Gather from the material every line that contains the string "Vinaroz".

▸ Recorded data:
---------------

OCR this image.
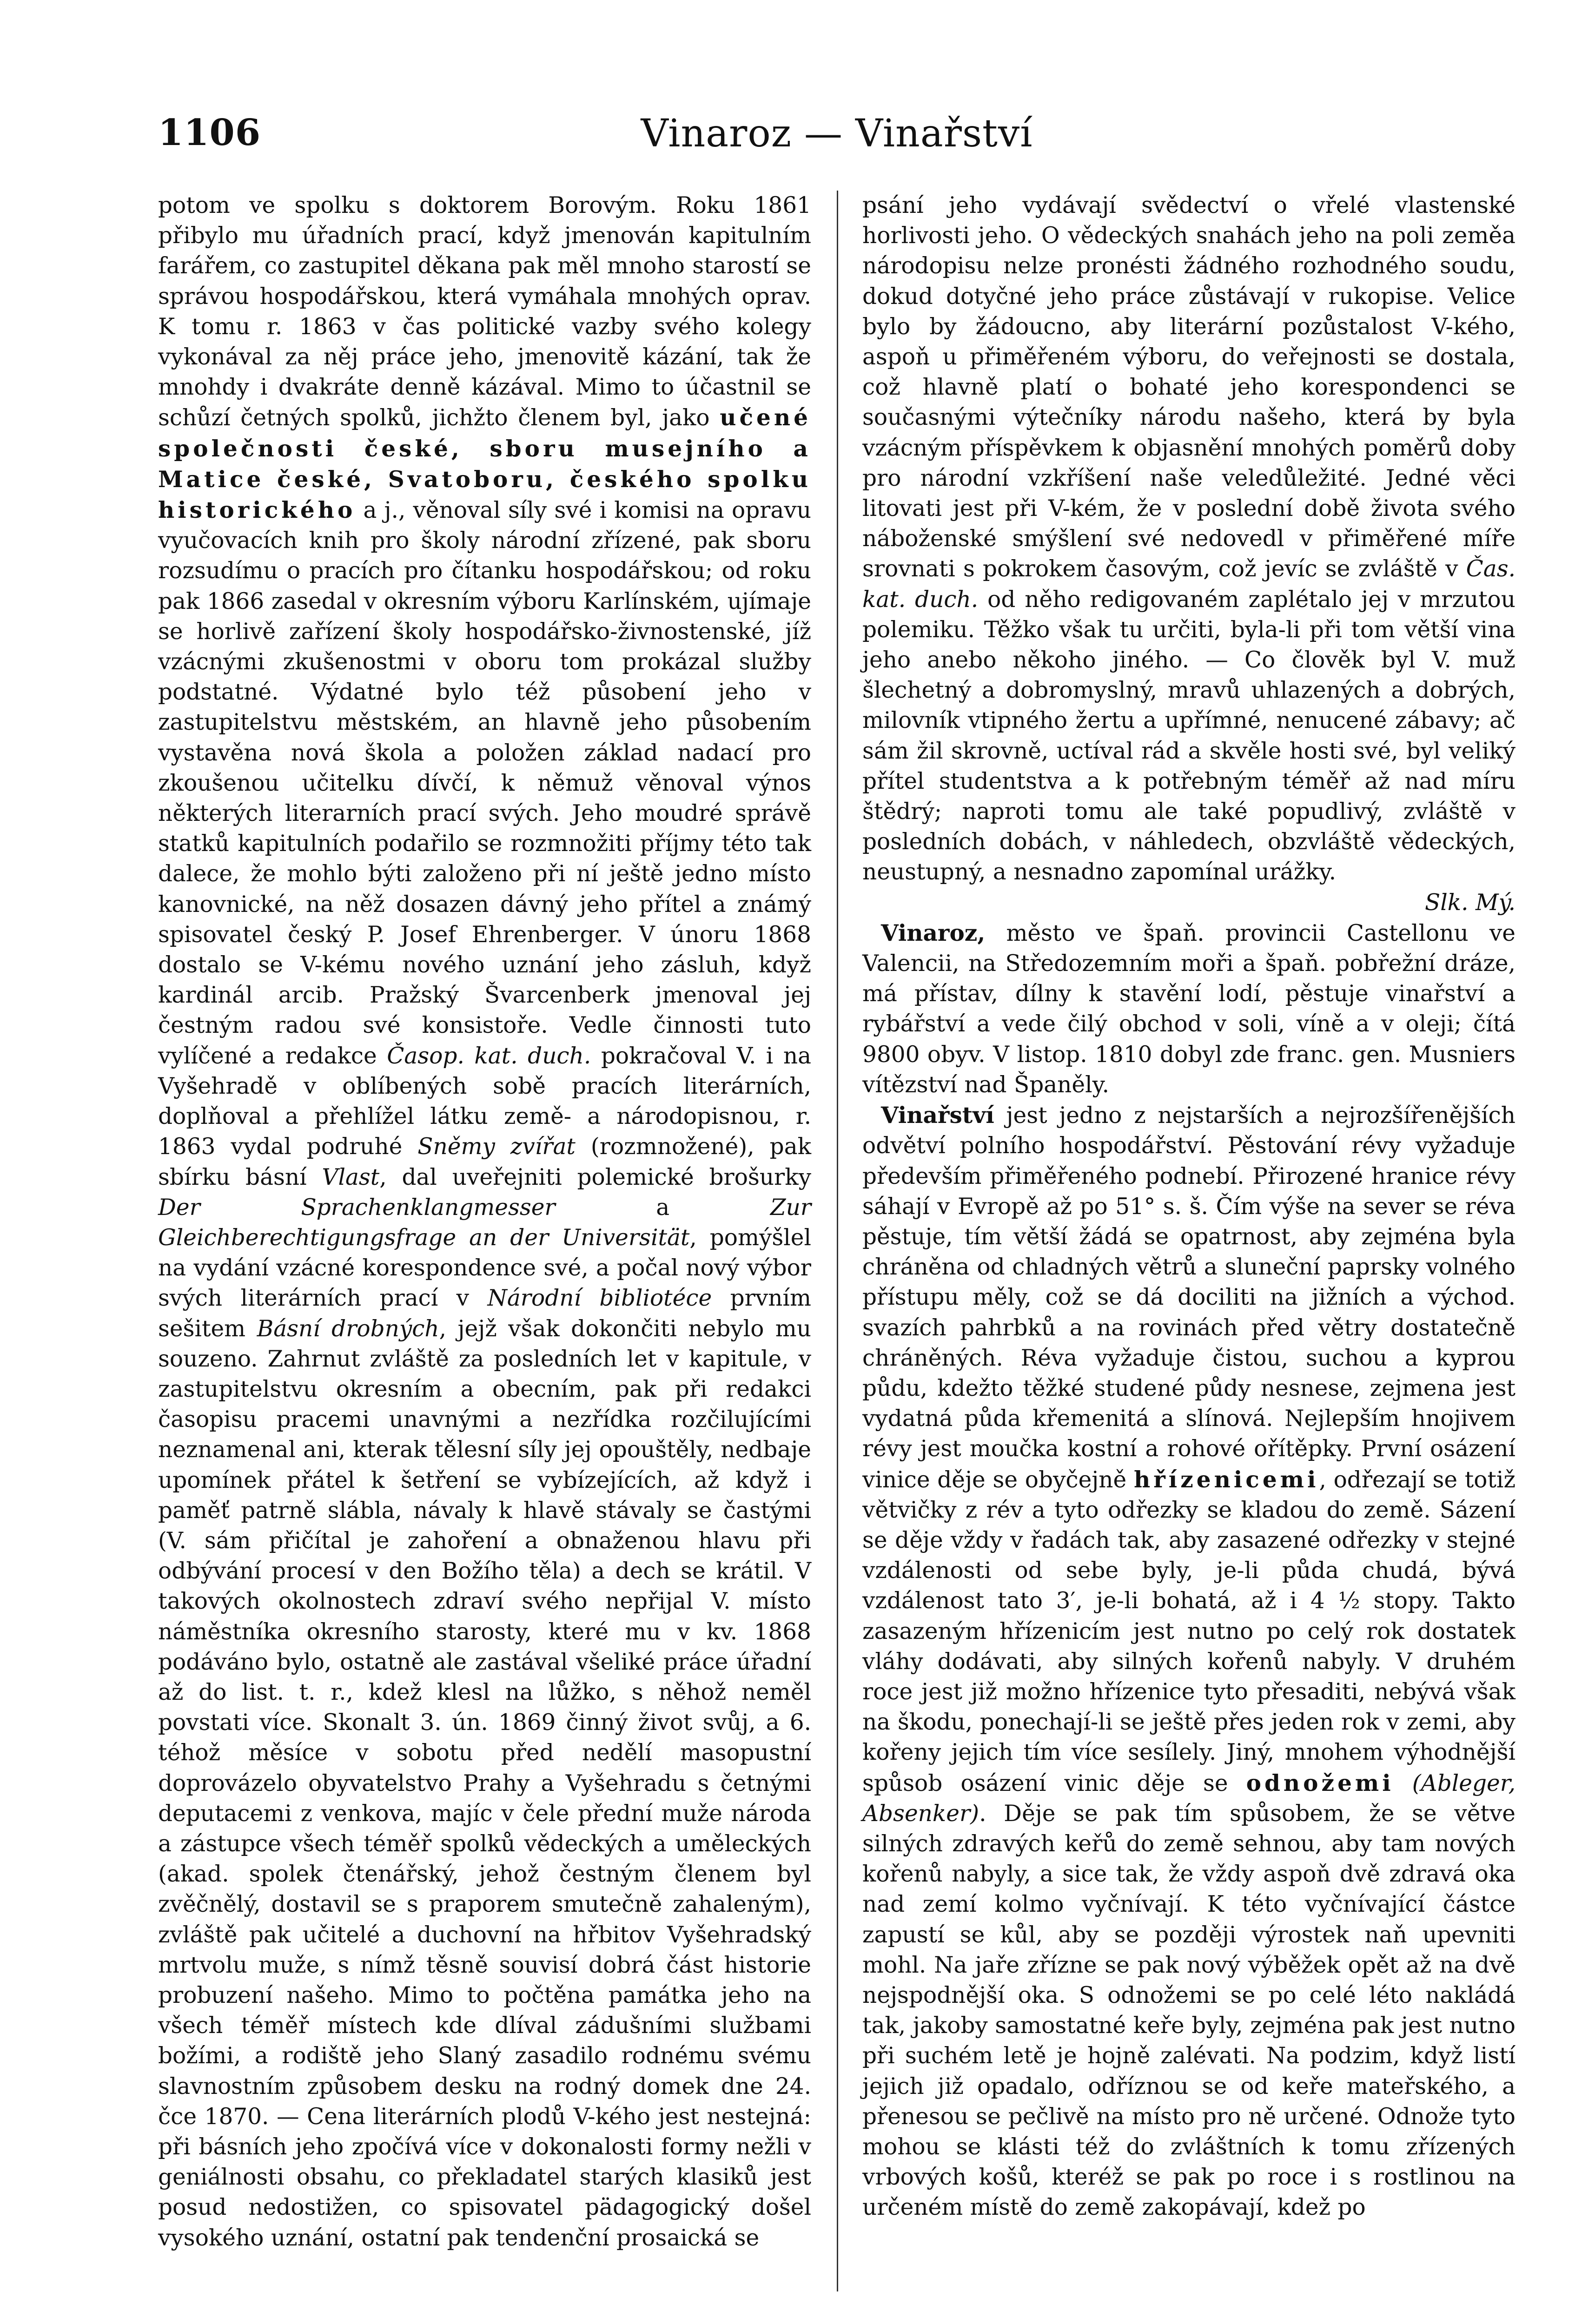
1106	Vinaroz — Vinařství

potom ve spolku s doktorem Borovým. Roku 1861 přibylo mu úřadních prací, když jmenován kapitulním farářem, co zastupitel děkana pak měl mnoho starostí se správou hospodářskou, která vymáhala mnohých oprav. K tomu r. 1863 v čas politické vazby svého kolegy vykonával za něj práce jeho, jmenovitě kázání, tak že mnohdy i dvakráte denně kázával. Mimo to účastnil se schůzí četných spolků, jichžto členem byl, jako učené společnosti české, sboru musejního a Matice české, Svatoboru, českého spolku historického a j., věnoval síly své i komisi na opravu vyučovacích knih pro školy národní zřízené, pak sboru rozsudímu o pracích pro čítanku hospodářskou; od roku pak 1866 zasedal v okresním výboru Karlínském, ujímaje se horlivě zařízení školy hospodářsko-živnostenské, jíž vzácnými zkušenostmi v oboru tom prokázal služby podstatné. Výdatné bylo též působení jeho v zastupitelstvu městském, an hlavně jeho působením vystavěna nová škola a položen základ nadací pro zkoušenou učitelku dívčí, k němuž věnoval výnos některých literarních prací svých. Jeho moudré správě statků kapitulních podařilo se rozmnožiti příjmy této tak dalece, že mohlo býti založeno při ní ještě jedno místo kanovnické, na něž dosazen dávný jeho přítel a známý spisovatel český P. Josef Ehrenberger. V únoru 1868 dostalo se V-kému nového uznání jeho zásluh, když kardinál arcib. Pražský Švarcenberk jmenoval jej čestným radou své konsistoře. Vedle činnosti tuto vylíčené a redakce Časop. kat. duch. pokračoval V. i na Vyšehradě v oblíbených sobě pracích literárních, doplňoval a přehlížel látku země- a národopisnou, r. 1863 vydal podruhé Sněmy zvířat (rozmnožené), pak sbírku básní Vlast, dal uveřejniti polemické brošurky Der Sprachenklangmesser	a	Zur Gleichberechtigungsfrage an der Universität, pomýšlel na vydání vzácné korespondence své, a počal nový výbor svých literárních prací v Národní bibliotéce prvním sešitem Básní drobných, jejž však dokončiti nebylo mu souzeno. Zahrnut zvláště za posledních let v kapitule, v zastupitelstvu okresním a obecním, pak při redakci časopisu pracemi unavnými a nezřídka rozčilujícími neznamenal ani, kterak tělesní síly jej opouštěly, nedbaje upomínek přátel k šetření se vybízejících, až když i paměť patrně slábla, návaly k hlavě stávaly se častými (V. sám přičítal je zahoření a obnaženou hlavu při odbývání procesí v den Božího těla) a dech se krátil. V takových okolnostech zdraví svého nepřijal V. místo náměstníka okresního starosty, které mu v kv. 1868 podáváno bylo, ostatně ale zastával všeliké práce úřadní až do list. t. r., kdež klesl na lůžko, s něhož neměl povstati více. Skonalt 3. ún. 1869 činný život svůj, a 6. téhož měsíce v sobotu před nedělí masopustní doprovázelo obyvatelstvo Prahy a Vyšehradu s četnými deputacemi z venkova, majíc v čele přední muže národa a zástupce všech téměř spolků vědeckých a uměleckých (akad. spolek čtenářský, jehož čestným členem byl zvěčnělý, dostavil se s praporem smutečně zahaleným), zvláště pak učitelé a duchovní na hřbitov Vyšehradský mrtvolu muže, s nímž těsně souvisí dobrá část historie probuzení našeho. Mimo to počtěna památka jeho na všech téměř místech kde dlíval zádušními službami božími, a rodiště jeho Slaný zasadilo rodnému svému slavnostním způsobem desku na rodný domek dne 24. čce 1870. — Cena literárních plodů V-kého jest nestejná: při básních jeho zpočívá více v dokonalosti formy nežli v geniálnosti obsahu, co překladatel starých klasiků jest posud nedostižen, co spisovatel pädagogický došel vysokého uznání, ostatní pak tendenční prosaická se

psání jeho vydávají svědectví o vřelé vlastenské horlivosti jeho. O vědeckých snahách jeho na poli zeměa národopisu nelze pronésti žádného rozhodného soudu, dokud dotyčné jeho práce zůstávají v rukopise. Velice bylo by žádoucno, aby literární pozůstalost V-kého, aspoň u přiměřeném výboru, do veřejnosti se dostala, což hlavně platí o bohaté jeho korespondenci se současnými výtečníky národu našeho, která by byla vzácným příspěvkem k objasnění mnohých poměrů doby pro národní vzkříšení naše veledůležité. Jedné věci litovati jest při V-kém, že v poslední době života svého náboženské smýšlení své nedovedl v přiměřené míře srovnati s pokrokem časovým, což jevíc se zvláště v Čas. kat. duch. od něho redigovaném zaplétalo jej v mrzutou polemiku. Těžko však tu určiti, byla-li při tom větší vina jeho anebo někoho jiného. — Co člověk byl V. muž šlechetný a dobromyslný, mravů uhlazených a dobrých, milovník vtipného žertu a upřímné, nenucené zábavy; ač sám žil skrovně, uctíval rád a skvěle hosti své, byl veliký přítel studentstva a k potřebným téměř až nad míru štědrý; naproti tomu ale také popudlivý, zvláště v posledních dobách, v náhledech, obzvláště vědeckých, neustupný, a nesnadno zapomínal urážky.

Slk. Mý.

Vinaroz, město ve špaň. provincii Castellonu ve Valencii, na Středozemním moři a špaň. pobřežní dráze, má přístav, dílny k stavění lodí, pěstuje vinařství a rybářství a vede čilý obchod v soli, víně a v oleji; čítá 9800 obyv. V listop. 1810 dobyl zde franc. gen. Musniers vítězství nad Španěly.

Vinařství jest jedno z nejstarších a nejrozšířenějších odvětví polního hospodářství. Pěstování révy vyžaduje především přiměřeného podnebí. Přirozené hranice révy sáhají v Evropě až po 51° s. š. Čím výše na sever se réva pěstuje, tím větší žádá se opatrnost, aby zejména byla chráněna od chladných větrů a sluneční paprsky volného přístupu měly, což se dá dociliti na jižních a východ. svazích pahrbků a na rovinách před větry dostatečně chráněných. Réva vyžaduje čistou, suchou a kyprou půdu, kdežto těžké studené půdy nesnese, zejmena jest vydatná půda křemenitá a slínová. Nejlepším hnojivem révy jest moučka kostní a rohové ořítěpky. První osázení vinice děje se obyčejně hřízenicemi, odřezají se totiž větvičky z rév a tyto odřezky se kladou do země. Sázení se děje vždy v řadách tak, aby zasazené odřezky v stejné vzdálenosti od sebe byly, je-li půda chudá, bývá vzdálenost tato 3′, je-li bohatá, až i 4 ½ stopy. Takto zasazeným hřízenicím jest nutno po celý rok dostatek vláhy dodávati, aby silných kořenů nabyly. V druhém roce jest již možno hřízenice tyto přesaditi, nebývá však na škodu, ponechají-li se ještě přes jeden rok v zemi, aby kořeny jejich tím více sesílely. Jiný, mnohem výhodnější spůsob osázení vinic děje se odnožemi (Ableger, Absenker). Děje se pak tím spůsobem, že se větve silných zdravých keřů do země sehnou, aby tam nových kořenů nabyly, a sice tak, že vždy aspoň dvě zdravá oka nad zemí kolmo vyčnívají. K této vyčnívající částce zapustí se kůl, aby se později výrostek naň upevniti mohl. Na jaře zřízne se pak nový výběžek opět až na dvě nejspodnější oka. S odnožemi se po celé léto nakládá tak, jakoby samostatné keře byly, zejména pak jest nutno při suchém letě je hojně zalévati. Na podzim, když listí jejich již opadalo, odříznou se od keře mateřského, a přenesou se pečlivě na místo pro ně určené. Odnože tyto mohou se klásti též do zvláštních k tomu zřízených vrbových košů, kteréž se pak po roce i s rostlinou na určeném místě do země zakopávají, kdež po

---------------

▸ FINISHED ANSWER:
1106	Vinaroz — Vinařství
Vinaroz, město ve špaň. provincii Castellonu ve Valencii, na Středozemním moři a špaň. pobřežní dráze, má přístav, dílny k stavění lodí, pěstuje vinařství a rybářství a vede čilý obchod v soli, víně a v oleji; čítá 9800 obyv. V listop. 1810 dobyl zde franc. gen. Musniers vítězství nad Španěly.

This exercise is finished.